** start Input for this task **

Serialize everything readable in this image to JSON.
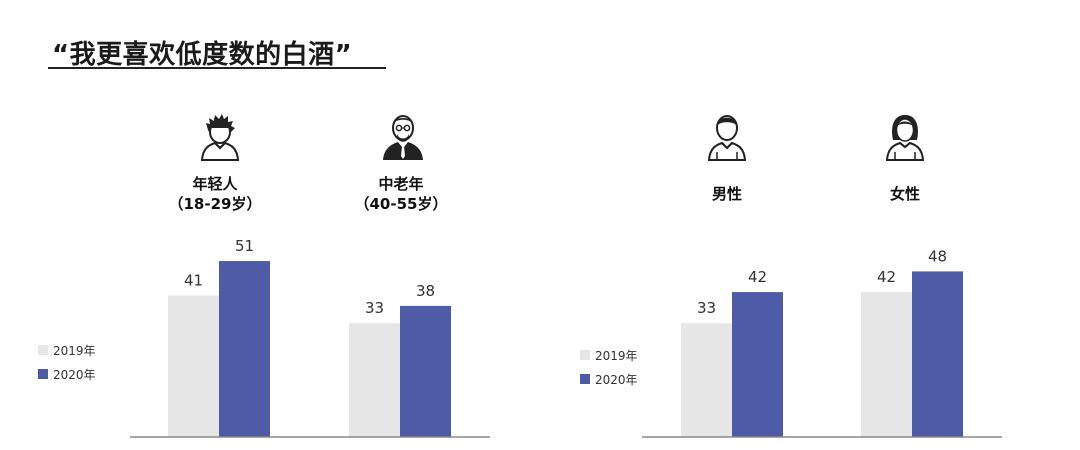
{
  "title": "“我更喜欢低度数的白酒”",
  "colors": {
    "series_2019": "#e6e6e6",
    "series_2020": "#4e5ba6",
    "baseline": "#888888"
  },
  "legend": [
    "2019年",
    "2020年"
  ],
  "chart_data": [
    {
      "type": "bar",
      "title": "",
      "categories": [
        {
          "label_line1": "年轻人",
          "label_line2": "（18-29岁）",
          "icon": "young-man-icon"
        },
        {
          "label_line1": "中老年",
          "label_line2": "（40-55岁）",
          "icon": "older-man-icon"
        }
      ],
      "series": [
        {
          "name": "2019年",
          "values": [
            41,
            33
          ]
        },
        {
          "name": "2020年",
          "values": [
            51,
            38
          ]
        }
      ],
      "ylim": [
        0,
        70
      ],
      "grid": false,
      "legend_position": "left",
      "data_labels": true
    },
    {
      "type": "bar",
      "title": "",
      "categories": [
        {
          "label_line1": "男性",
          "label_line2": "",
          "icon": "male-icon"
        },
        {
          "label_line1": "女性",
          "label_line2": "",
          "icon": "female-icon"
        }
      ],
      "series": [
        {
          "name": "2019年",
          "values": [
            33,
            42
          ]
        },
        {
          "name": "2020年",
          "values": [
            42,
            48
          ]
        }
      ],
      "ylim": [
        0,
        70
      ],
      "grid": false,
      "legend_position": "left",
      "data_labels": true
    }
  ]
}
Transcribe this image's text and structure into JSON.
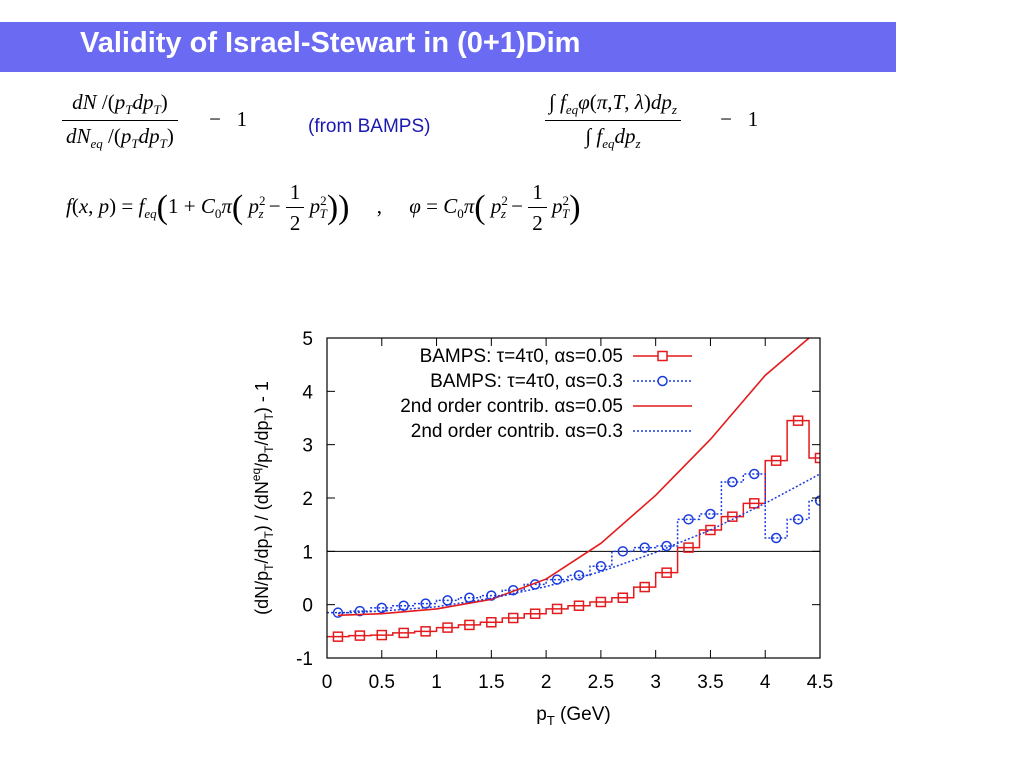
{
  "slide": {
    "title": "Validity of Israel-Stewart in (0+1)Dim",
    "note": "(from BAMPS)"
  },
  "chart_data": {
    "type": "line",
    "title": "",
    "xlabel": "p_T (GeV)",
    "ylabel": "(dN/p_T/dp_T) / (dN^eq/p_T/dp_T) - 1",
    "xlim": [
      0,
      4.5
    ],
    "ylim": [
      -1,
      5
    ],
    "xticks": [
      "0",
      "0.5",
      "1",
      "1.5",
      "2",
      "2.5",
      "3",
      "3.5",
      "4",
      "4.5"
    ],
    "yticks": [
      "-1",
      "0",
      "1",
      "2",
      "3",
      "4",
      "5"
    ],
    "reference_line": 1,
    "legend_position": "top-right",
    "series": [
      {
        "name": "BAMPS: τ=4τ0, αs=0.05",
        "style": "step-squares",
        "color": "#e41a1c",
        "x": [
          0.1,
          0.3,
          0.5,
          0.7,
          0.9,
          1.1,
          1.3,
          1.5,
          1.7,
          1.9,
          2.1,
          2.3,
          2.5,
          2.7,
          2.9,
          3.1,
          3.3,
          3.5,
          3.7,
          3.9,
          4.1,
          4.3,
          4.5
        ],
        "y": [
          -0.6,
          -0.58,
          -0.57,
          -0.53,
          -0.5,
          -0.43,
          -0.38,
          -0.33,
          -0.25,
          -0.17,
          -0.08,
          -0.02,
          0.05,
          0.13,
          0.33,
          0.6,
          1.07,
          1.4,
          1.65,
          1.9,
          2.7,
          3.45,
          2.75
        ]
      },
      {
        "name": "BAMPS: τ=4τ0, αs=0.3",
        "style": "step-circles-dotted",
        "color": "#1a3be0",
        "x": [
          0.1,
          0.3,
          0.5,
          0.7,
          0.9,
          1.1,
          1.3,
          1.5,
          1.7,
          1.9,
          2.1,
          2.3,
          2.5,
          2.7,
          2.9,
          3.1,
          3.3,
          3.5,
          3.7,
          3.9,
          4.1,
          4.3,
          4.5
        ],
        "y": [
          -0.15,
          -0.12,
          -0.06,
          -0.02,
          0.02,
          0.08,
          0.13,
          0.17,
          0.27,
          0.38,
          0.47,
          0.55,
          0.72,
          1.0,
          1.07,
          1.1,
          1.6,
          1.7,
          2.3,
          2.45,
          1.25,
          1.6,
          1.95
        ]
      },
      {
        "name": "2nd order contrib. αs=0.05",
        "style": "solid",
        "color": "#e41a1c",
        "x": [
          0.1,
          0.5,
          1.0,
          1.5,
          2.0,
          2.5,
          3.0,
          3.5,
          4.0,
          4.4
        ],
        "y": [
          -0.2,
          -0.17,
          -0.08,
          0.1,
          0.48,
          1.15,
          2.05,
          3.1,
          4.3,
          5.0
        ]
      },
      {
        "name": "2nd order contrib.  αs=0.3",
        "style": "dotted",
        "color": "#1a3be0",
        "x": [
          0.1,
          0.5,
          1.0,
          1.5,
          2.0,
          2.5,
          3.0,
          3.5,
          4.0,
          4.5
        ],
        "y": [
          -0.16,
          -0.12,
          -0.04,
          0.12,
          0.34,
          0.62,
          0.98,
          1.4,
          1.9,
          2.45
        ]
      }
    ]
  }
}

** end Input for this task **

## Exercise
Leave out the pictures and transcribe everything else exactly.

## Exercise response
Serialize everything readable in this image to JSON.
{
  "title": "“我更喜欢低度数的白酒”",
  "colors": {
    "series_2019": "#e6e6e6",
    "series_2020": "#4e5ba6",
    "baseline": "#888888"
  },
  "legend": [
    "2019年",
    "2020年"
  ],
  "chart_data": [
    {
      "type": "bar",
      "title": "",
      "categories": [
        {
          "label_line1": "年轻人",
          "label_line2": "（18-29岁）",
          "icon": "young-man-icon"
        },
        {
          "label_line1": "中老年",
          "label_line2": "（40-55岁）",
          "icon": "older-man-icon"
        }
      ],
      "series": [
        {
          "name": "2019年",
          "values": [
            41,
            33
          ]
        },
        {
          "name": "2020年",
          "values": [
            51,
            38
          ]
        }
      ],
      "ylim": [
        0,
        70
      ],
      "grid": false,
      "legend_position": "left",
      "data_labels": true
    },
    {
      "type": "bar",
      "title": "",
      "categories": [
        {
          "label_line1": "男性",
          "label_line2": "",
          "icon": "male-icon"
        },
        {
          "label_line1": "女性",
          "label_line2": "",
          "icon": "female-icon"
        }
      ],
      "series": [
        {
          "name": "2019年",
          "values": [
            33,
            42
          ]
        },
        {
          "name": "2020年",
          "values": [
            42,
            48
          ]
        }
      ],
      "ylim": [
        0,
        70
      ],
      "grid": false,
      "legend_position": "left",
      "data_labels": true
    }
  ]
}
Transcribe this image's text and structure into JSON.
{
  "slide": {
    "title": "Validity of Israel-Stewart in (0+1)Dim",
    "note": "(from BAMPS)"
  },
  "chart_data": {
    "type": "line",
    "title": "",
    "xlabel": "p_T (GeV)",
    "ylabel": "(dN/p_T/dp_T) / (dN^eq/p_T/dp_T) - 1",
    "xlim": [
      0,
      4.5
    ],
    "ylim": [
      -1,
      5
    ],
    "xticks": [
      "0",
      "0.5",
      "1",
      "1.5",
      "2",
      "2.5",
      "3",
      "3.5",
      "4",
      "4.5"
    ],
    "yticks": [
      "-1",
      "0",
      "1",
      "2",
      "3",
      "4",
      "5"
    ],
    "reference_line": 1,
    "legend_position": "top-right",
    "series": [
      {
        "name": "BAMPS: τ=4τ0, αs=0.05",
        "style": "step-squares",
        "color": "#e41a1c",
        "x": [
          0.1,
          0.3,
          0.5,
          0.7,
          0.9,
          1.1,
          1.3,
          1.5,
          1.7,
          1.9,
          2.1,
          2.3,
          2.5,
          2.7,
          2.9,
          3.1,
          3.3,
          3.5,
          3.7,
          3.9,
          4.1,
          4.3,
          4.5
        ],
        "y": [
          -0.6,
          -0.58,
          -0.57,
          -0.53,
          -0.5,
          -0.43,
          -0.38,
          -0.33,
          -0.25,
          -0.17,
          -0.08,
          -0.02,
          0.05,
          0.13,
          0.33,
          0.6,
          1.07,
          1.4,
          1.65,
          1.9,
          2.7,
          3.45,
          2.75
        ]
      },
      {
        "name": "BAMPS: τ=4τ0, αs=0.3",
        "style": "step-circles-dotted",
        "color": "#1a3be0",
        "x": [
          0.1,
          0.3,
          0.5,
          0.7,
          0.9,
          1.1,
          1.3,
          1.5,
          1.7,
          1.9,
          2.1,
          2.3,
          2.5,
          2.7,
          2.9,
          3.1,
          3.3,
          3.5,
          3.7,
          3.9,
          4.1,
          4.3,
          4.5
        ],
        "y": [
          -0.15,
          -0.12,
          -0.06,
          -0.02,
          0.02,
          0.08,
          0.13,
          0.17,
          0.27,
          0.38,
          0.47,
          0.55,
          0.72,
          1.0,
          1.07,
          1.1,
          1.6,
          1.7,
          2.3,
          2.45,
          1.25,
          1.6,
          1.95
        ]
      },
      {
        "name": "2nd order contrib. αs=0.05",
        "style": "solid",
        "color": "#e41a1c",
        "x": [
          0.1,
          0.5,
          1.0,
          1.5,
          2.0,
          2.5,
          3.0,
          3.5,
          4.0,
          4.4
        ],
        "y": [
          -0.2,
          -0.17,
          -0.08,
          0.1,
          0.48,
          1.15,
          2.05,
          3.1,
          4.3,
          5.0
        ]
      },
      {
        "name": "2nd order contrib.  αs=0.3",
        "style": "dotted",
        "color": "#1a3be0",
        "x": [
          0.1,
          0.5,
          1.0,
          1.5,
          2.0,
          2.5,
          3.0,
          3.5,
          4.0,
          4.5
        ],
        "y": [
          -0.16,
          -0.12,
          -0.04,
          0.12,
          0.34,
          0.62,
          0.98,
          1.4,
          1.9,
          2.45
        ]
      }
    ]
  }
}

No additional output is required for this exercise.